[Dataset records start]

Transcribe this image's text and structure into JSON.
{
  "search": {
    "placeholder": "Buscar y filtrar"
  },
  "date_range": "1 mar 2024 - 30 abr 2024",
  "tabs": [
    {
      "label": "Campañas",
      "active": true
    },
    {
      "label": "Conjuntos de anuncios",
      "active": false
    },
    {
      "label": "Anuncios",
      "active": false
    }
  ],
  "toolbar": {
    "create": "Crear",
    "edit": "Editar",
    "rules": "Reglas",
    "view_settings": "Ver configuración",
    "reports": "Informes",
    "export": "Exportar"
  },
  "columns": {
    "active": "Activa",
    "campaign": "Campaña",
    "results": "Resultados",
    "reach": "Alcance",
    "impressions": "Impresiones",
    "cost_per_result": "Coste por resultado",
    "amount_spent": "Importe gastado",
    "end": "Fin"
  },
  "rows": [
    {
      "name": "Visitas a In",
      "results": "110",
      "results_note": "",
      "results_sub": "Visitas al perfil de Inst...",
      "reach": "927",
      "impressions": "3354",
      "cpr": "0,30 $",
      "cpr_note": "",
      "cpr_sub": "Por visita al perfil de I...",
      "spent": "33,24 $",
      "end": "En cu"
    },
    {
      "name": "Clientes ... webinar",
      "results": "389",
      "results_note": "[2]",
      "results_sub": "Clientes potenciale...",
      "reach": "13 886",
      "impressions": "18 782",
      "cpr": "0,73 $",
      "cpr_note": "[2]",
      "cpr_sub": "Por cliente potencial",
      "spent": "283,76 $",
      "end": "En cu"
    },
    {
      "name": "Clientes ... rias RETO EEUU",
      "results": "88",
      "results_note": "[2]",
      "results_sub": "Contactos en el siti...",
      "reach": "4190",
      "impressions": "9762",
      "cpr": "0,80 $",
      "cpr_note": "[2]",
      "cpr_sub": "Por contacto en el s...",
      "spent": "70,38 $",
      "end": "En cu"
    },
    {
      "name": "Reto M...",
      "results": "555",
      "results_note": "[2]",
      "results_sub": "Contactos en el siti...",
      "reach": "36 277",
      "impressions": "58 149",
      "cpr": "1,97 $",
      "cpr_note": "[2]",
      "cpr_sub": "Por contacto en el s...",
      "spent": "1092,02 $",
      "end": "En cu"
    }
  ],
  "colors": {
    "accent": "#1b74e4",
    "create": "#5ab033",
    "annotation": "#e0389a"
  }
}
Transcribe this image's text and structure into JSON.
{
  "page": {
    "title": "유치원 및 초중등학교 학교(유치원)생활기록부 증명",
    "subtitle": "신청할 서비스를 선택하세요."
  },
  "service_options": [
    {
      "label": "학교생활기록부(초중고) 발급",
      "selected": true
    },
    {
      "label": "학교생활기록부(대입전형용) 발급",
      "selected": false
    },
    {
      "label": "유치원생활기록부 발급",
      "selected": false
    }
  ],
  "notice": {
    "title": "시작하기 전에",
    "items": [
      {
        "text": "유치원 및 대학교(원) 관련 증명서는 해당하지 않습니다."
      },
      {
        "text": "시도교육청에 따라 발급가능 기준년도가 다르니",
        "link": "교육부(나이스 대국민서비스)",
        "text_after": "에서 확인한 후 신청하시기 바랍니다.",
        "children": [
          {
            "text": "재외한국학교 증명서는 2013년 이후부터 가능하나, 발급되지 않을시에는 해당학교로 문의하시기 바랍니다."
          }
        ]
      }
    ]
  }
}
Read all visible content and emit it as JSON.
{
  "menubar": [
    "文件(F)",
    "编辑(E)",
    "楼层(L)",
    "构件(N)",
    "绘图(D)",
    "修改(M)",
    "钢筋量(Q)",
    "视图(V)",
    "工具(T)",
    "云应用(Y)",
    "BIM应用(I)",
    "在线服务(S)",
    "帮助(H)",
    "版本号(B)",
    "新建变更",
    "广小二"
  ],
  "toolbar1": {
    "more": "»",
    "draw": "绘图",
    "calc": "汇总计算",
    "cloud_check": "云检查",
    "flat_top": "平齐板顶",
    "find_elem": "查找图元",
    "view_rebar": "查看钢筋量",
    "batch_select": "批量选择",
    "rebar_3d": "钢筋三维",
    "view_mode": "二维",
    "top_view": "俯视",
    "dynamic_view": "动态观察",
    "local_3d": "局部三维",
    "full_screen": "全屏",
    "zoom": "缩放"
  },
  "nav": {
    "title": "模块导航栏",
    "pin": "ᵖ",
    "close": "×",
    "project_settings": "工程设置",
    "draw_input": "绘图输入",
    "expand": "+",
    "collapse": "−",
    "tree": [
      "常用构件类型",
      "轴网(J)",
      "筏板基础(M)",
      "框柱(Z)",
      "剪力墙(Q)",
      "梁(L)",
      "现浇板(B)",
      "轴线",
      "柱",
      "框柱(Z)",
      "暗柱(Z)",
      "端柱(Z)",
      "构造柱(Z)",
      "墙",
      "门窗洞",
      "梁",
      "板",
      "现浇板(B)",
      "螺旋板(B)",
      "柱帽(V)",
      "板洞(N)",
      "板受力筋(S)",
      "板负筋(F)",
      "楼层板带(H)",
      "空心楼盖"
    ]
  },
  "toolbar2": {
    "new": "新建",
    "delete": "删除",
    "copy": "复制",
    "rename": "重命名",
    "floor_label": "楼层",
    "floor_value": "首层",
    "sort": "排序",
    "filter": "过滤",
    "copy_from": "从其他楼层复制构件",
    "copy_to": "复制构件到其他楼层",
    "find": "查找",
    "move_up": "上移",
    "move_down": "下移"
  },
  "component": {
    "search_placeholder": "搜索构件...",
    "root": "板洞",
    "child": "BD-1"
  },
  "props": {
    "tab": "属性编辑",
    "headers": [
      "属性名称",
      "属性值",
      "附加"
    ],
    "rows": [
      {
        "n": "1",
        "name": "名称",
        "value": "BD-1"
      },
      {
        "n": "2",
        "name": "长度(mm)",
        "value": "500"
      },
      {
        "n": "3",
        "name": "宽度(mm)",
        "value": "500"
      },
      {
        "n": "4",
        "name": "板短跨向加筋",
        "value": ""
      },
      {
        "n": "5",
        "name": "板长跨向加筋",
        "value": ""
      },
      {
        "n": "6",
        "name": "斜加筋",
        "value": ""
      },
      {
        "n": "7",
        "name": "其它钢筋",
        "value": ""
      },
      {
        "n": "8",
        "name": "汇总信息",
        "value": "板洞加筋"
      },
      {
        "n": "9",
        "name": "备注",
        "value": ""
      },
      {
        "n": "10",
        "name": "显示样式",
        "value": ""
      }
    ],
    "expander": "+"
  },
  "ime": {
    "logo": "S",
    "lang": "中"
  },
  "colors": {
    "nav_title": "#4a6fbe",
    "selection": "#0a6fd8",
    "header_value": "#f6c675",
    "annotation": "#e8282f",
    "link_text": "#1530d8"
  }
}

[Dataset records end]

§ **The problem**
Scan the material above. Copy each line that holds the word "impressions".

§ **Result of the exercise**
    "impressions": "Impresiones",
      "impressions": "3354",
      "impressions": "18 782",
      "impressions": "9762",
      "impressions": "58 149",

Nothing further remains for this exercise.